• [Exercise material]:
* BEGIN *

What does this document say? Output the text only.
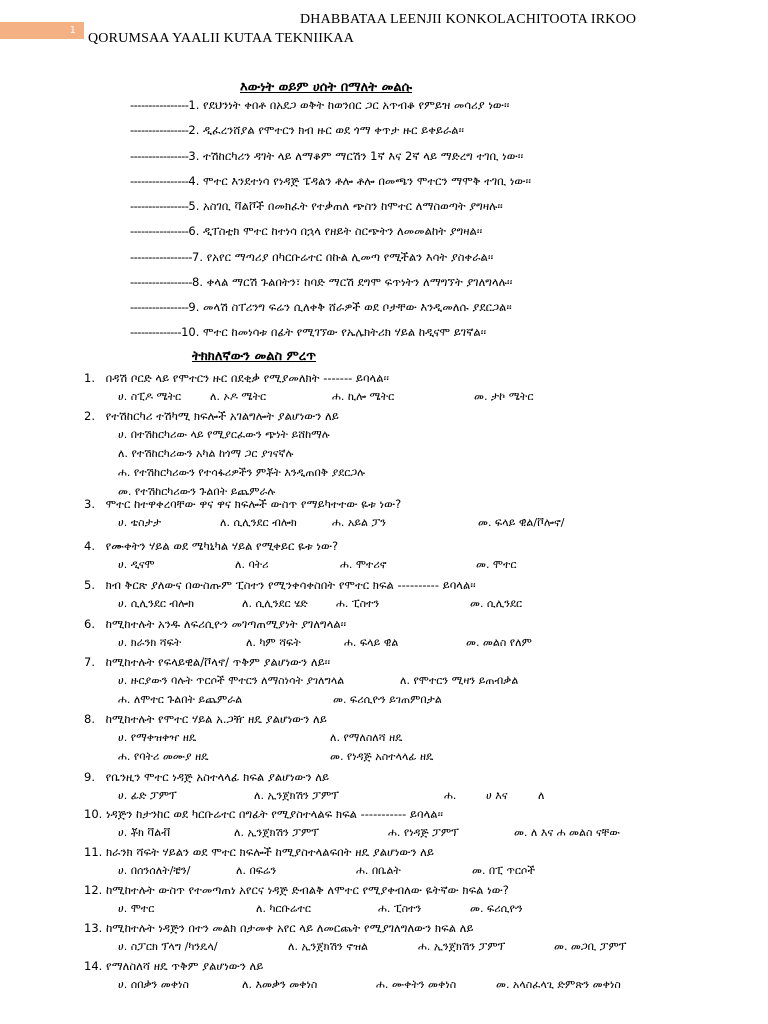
1
DHABBATAA LEENJII KONKOLACHITOOTA IRKOO
QORUMSAA YAALII KUTAA TEKNIIKAA
እውነት ወይም ሀሰት በማለት መልሱ
----------------1. የደህንነት ቀበቶ በአደጋ ወቅት ከወንበር ጋር አጥብቆ የምይዝ መሳሪያ ነው፡፡
----------------2. ዲፈረንሸያል የሞተርን ክብ ዙር ወደ ጎማ ቀጥታ ዙር ይቀይራል፡፡
----------------3. ተሽከርካሪን ዳገት ላይ ለማቆም ማርሽን 1ኛ እና 2ኛ ላይ ማድረግ ተገቢ ነው፡፡
----------------4. ሞተር እንደተነሳ የነዳጅ ፔዳልን ቶሎ ቶሎ በመጫን ሞተርን ማሞቅ ተገቢ ነው፡፡
----------------5. አስገቢ ቫልቮች በመክፈት የተቃጠለ ጭስን ከሞተር ለማስወጣት ያግዛሉ፡፡
----------------6. ዲፐስቲክ ሞተር ከተነሳ በኋላ የዘይት ስርጭትን ለመመልከት ያግዛል፡፡
-----------------7. የአየር ማጣሪያ በካርቡሬተር በኩል ሊመጣ የሚችልን እሳት ያስቀራል፡፡
-----------------8. ቀላል ማርሽ ጉልበትን፣ ከባድ ማርሽ ደግሞ ፍጥነትን ለማግኘት ያገለግላሉ፡፡
----------------9. መላሽ ስፐሪንግ ፍሬን ሲለቀቅ ሸራዎች ወደ ቦታቸው እንዲመለሱ ያደርጋል፡፡
--------------10. ሞተር ከመነሳቱ በፊት የሚገኘው የኤሌክትሪክ ሃይል ከዲናሞ ይገኛል፡፡
ትክክለኛውን መልስ ምረጥ
1. በዳሽ ቦርድ ላይ የሞተርን ዙር በደቂቃ የሚያመለክት ------- ይባላል፡፡
ሀ. ስፒዶ ሜትር	ለ. ኦዶ ሜትር	ሐ. ኪሎ ሜትር	መ. ታኮ ሜትር
2. የተሽከርካሪ ተሽካሚ ክፍሎች አገልግሎት ያልሆነውን ለይ
ሀ. በተሽከርካሪው ላይ የሚያርፈውን ጭነት ይሸከማሉ
ለ. የተሽከርካሪውን አካል ከጎማ ጋር ያገናኛሉ
ሐ. የተሽከርካሪውን የተሳፋሪዎችን ምቾት እንዲጠበቅ ያደርጋሉ
መ. የተሽከርካሪውን ጉልበት ይጨምራሉ
3. ሞተር ከተዋቀረባቸው ዋና ዋና ክፍሎች ውስጥ የማይካተተው ዬቱ ነው?
ሀ. ቴስታታ	ለ. ሲሊንደር ብሎክ	ሐ. አይል ፓን	መ. ፍላይ ዊል/ቮሎኖ/
4. የሙቀትን ሃይል ወደ ሜካኒካል ሃይል የሚቀይር ዬቱ ነው?
ሀ. ዲናሞ	ለ. ባትሪ	ሐ. ሞተሪኖ	መ. ሞተር
5. ክብ ቅርጽ ያለውና በውስጡም ፒስተን የሚንቀሳቀስበት የሞተር ክፍል ---------- ይባላል፡፡
ሀ. ሲሊንደር ብሎክ	ለ. ሲሊንደር ሄድ	ሐ. ፒስተን	መ. ሲሊንደር
6. ከሚከተሉት አንዱ ለፍሪሲዮን መገጣጠሚያነት ያገለግላል፡፡
ሀ. ክራንክ ሻፍት	ለ. ካም ሻፍት	ሐ. ፍላይ ዊል	መ. መልስ የለም
7. ከሚከተሉት የፍላይዊል/ቮላኖ/ ጥቅም ያልሆነውን ለይ፡፡
ሀ. ዙርያውን ባሉት ጥርሶች ሞተርን ለማስነሳት ያገለግላል	ለ. የሞተርን ሚዛን ይጠብቃል
ሐ. ለሞተር ጉልበት ይጨምራል	መ. ፍሪሲዮን ይገጠምበታል
8. ከሚከተሉት የሞተር ሃይል አ.ጋዥ ዘዴ ያልሆነውን ለይ
ሀ. የማቀዝቀዣ ዘዴ	ለ. የማለስለሻ ዘዴ
ሐ. የባትሪ መሙያ ዘዴ	መ. የነዳጅ አስተላላፊ ዘዴ
9. የቤንዚን ሞተር ነዳጅ አስተላላፊ ክፍል ያልሆነውን ለይ
ሀ. ፊድ ፓምፕ	ለ. ኢንጀክሽን ፓምፕ	ሐ.	ሀ እና	ለ
10. ነዳጅን ከታንከር ወደ ካርቡሬተር በግፊት የሚያስተላልፍ ክፍል ----------- ይባላል፡፡
ሀ. ቾክ ቫልቭ	ለ. ኢንጀክሽን ፓምፕ	ሐ. የነዳጅ ፓምፕ	መ. ለ እና ሐ መልስ ናቸው
11. ክራንክ ሻፍት ሃይልን ወደ ሞተር ክፍሎች ከሚያስተላልፍበት ዘዴ ያልሆነውን ለይ
ሀ. በሰንሰለት/ቼን/	ለ. በፍሬን	ሐ. በቤልት	መ. በፒ ጥርሶች
12. ከሚከተሉት ውስጥ የተመጣጠነ አየርና ነዳጅ ድብልቅ ለሞተር የሚያቀብለው ዬትኛው ክፍል ነው?
ሀ. ሞተር	ለ. ካርቡሬተር	ሐ. ፒስተን	መ. ፍሪሲዮን
13. ከሚከተሉት ነዳጅን በተን መልክ በታመቀ አየር ላይ ለመርጨት የሚያገለግለውን ክፍል ለይ
ሀ. ስፓርክ ፕላግ /ካንዴላ/	ለ. ኢንጀክሽን ኖዝል	ሐ. ኢንጀክሽን ፓምፕ	መ. መጋቢ ፓምፕ
14. የማለስለሻ ዘዴ ጥቅም ያልሆነውን ለይ
ሀ. ሰበቃን መቀነስ	ለ. እመቃን መቀነስ	ሐ. ሙቀትን መቀነስ	መ. አላስፈላጊ ድምጽን መቀነስ
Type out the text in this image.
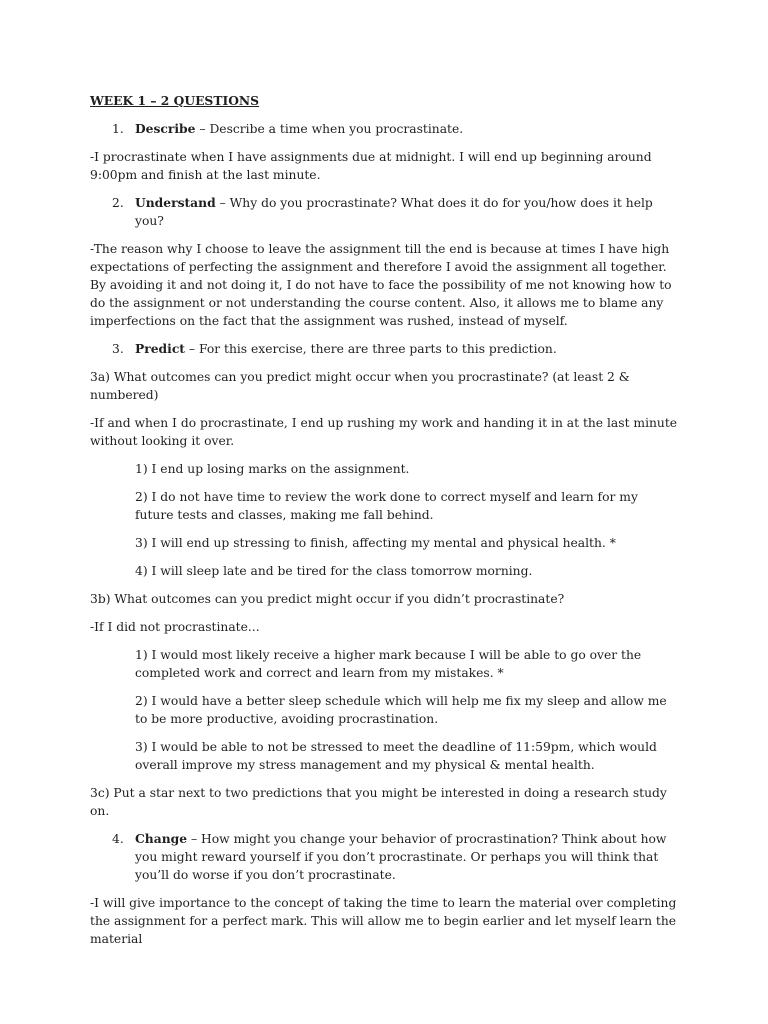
WEEK 1 – 2 QUESTIONS

1. Describe – Describe a time when you procrastinate.

-I procrastinate when I have assignments due at midnight. I will end up beginning around 9:00pm and finish at the last minute.

2. Understand – Why do you procrastinate? What does it do for you/how does it help you?

-The reason why I choose to leave the assignment till the end is because at times I have high expectations of perfecting the assignment and therefore I avoid the assignment all together. By avoiding it and not doing it, I do not have to face the possibility of me not knowing how to do the assignment or not understanding the course content. Also, it allows me to blame any imperfections on the fact that the assignment was rushed, instead of myself.

3. Predict – For this exercise, there are three parts to this prediction.

3a) What outcomes can you predict might occur when you procrastinate? (at least 2 & numbered)

-If and when I do procrastinate, I end up rushing my work and handing it in at the last minute without looking it over.

1) I end up losing marks on the assignment.

2) I do not have time to review the work done to correct myself and learn for my future tests and classes, making me fall behind.

3) I will end up stressing to finish, affecting my mental and physical health. *

4) I will sleep late and be tired for the class tomorrow morning.

3b) What outcomes can you predict might occur if you didn’t procrastinate?

-If I did not procrastinate...

1) I would most likely receive a higher mark because I will be able to go over the completed work and correct and learn from my mistakes. *

2) I would have a better sleep schedule which will help me fix my sleep and allow me to be more productive, avoiding procrastination.

3) I would be able to not be stressed to meet the deadline of 11:59pm, which would overall improve my stress management and my physical & mental health.

3c) Put a star next to two predictions that you might be interested in doing a research study on.

4. Change – How might you change your behavior of procrastination? Think about how you might reward yourself if you don’t procrastinate. Or perhaps you will think that you’ll do worse if you don’t procrastinate.

-I will give importance to the concept of taking the time to learn the material over completing the assignment for a perfect mark. This will allow me to begin earlier and let myself learn the material
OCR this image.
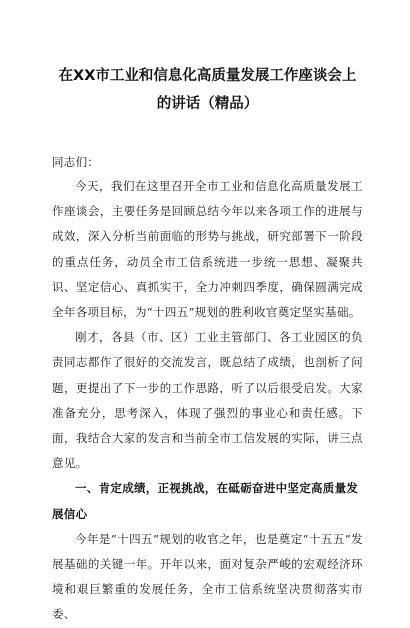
在XX市工业和信息化高质量发展工作座谈会上的讲话（精品）
同志们：

今天，我们在这里召开全市工业和信息化高质量发展工作座谈会，主要任务是回顾总结今年以来各项工作的进展与成效，深入分析当前面临的形势与挑战，研究部署下一阶段的重点任务，动员全市工信系统进一步统一思想、凝聚共识、坚定信心、真抓实干，全力冲刺四季度，确保圆满完成全年各项目标，为“十四五”规划的胜利收官奠定坚实基础。

刚才，各县（市、区）工业主管部门、各工业园区的负责同志都作了很好的交流发言，既总结了成绩，也剖析了问题，更提出了下一步的工作思路，听了以后很受启发。大家准备充分，思考深入，体现了强烈的事业心和责任感。下面，我结合大家的发言和当前全市工信发展的实际，讲三点意见。

一、肯定成绩，正视挑战，在砥砺奋进中坚定高质量发展信心

今年是“十四五”规划的收官之年，也是奠定“十五五”发展基础的关键一年。开年以来，面对复杂严峻的宏观经济环境和艰巨繁重的发展任务，全市工信系统坚决贯彻落实市委、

* END *

• [What is being asked]: Look through the entries above and list every line containing "ፒስተን".

• [Correct output]:
5. ክብ ቅርጽ ያለውና በውስጡም ፒስተን የሚንቀሳቀስበት የሞተር ክፍል ---------- ይባላል፡፡
ሀ. ሲሊንደር ብሎክ	ለ. ሲሊንደር ሄድ	ሐ. ፒስተን	መ. ሲሊንደር
ሀ. ሞተር	ለ. ካርቡሬተር	ሐ. ፒስተን	መ. ፍሪሲዮን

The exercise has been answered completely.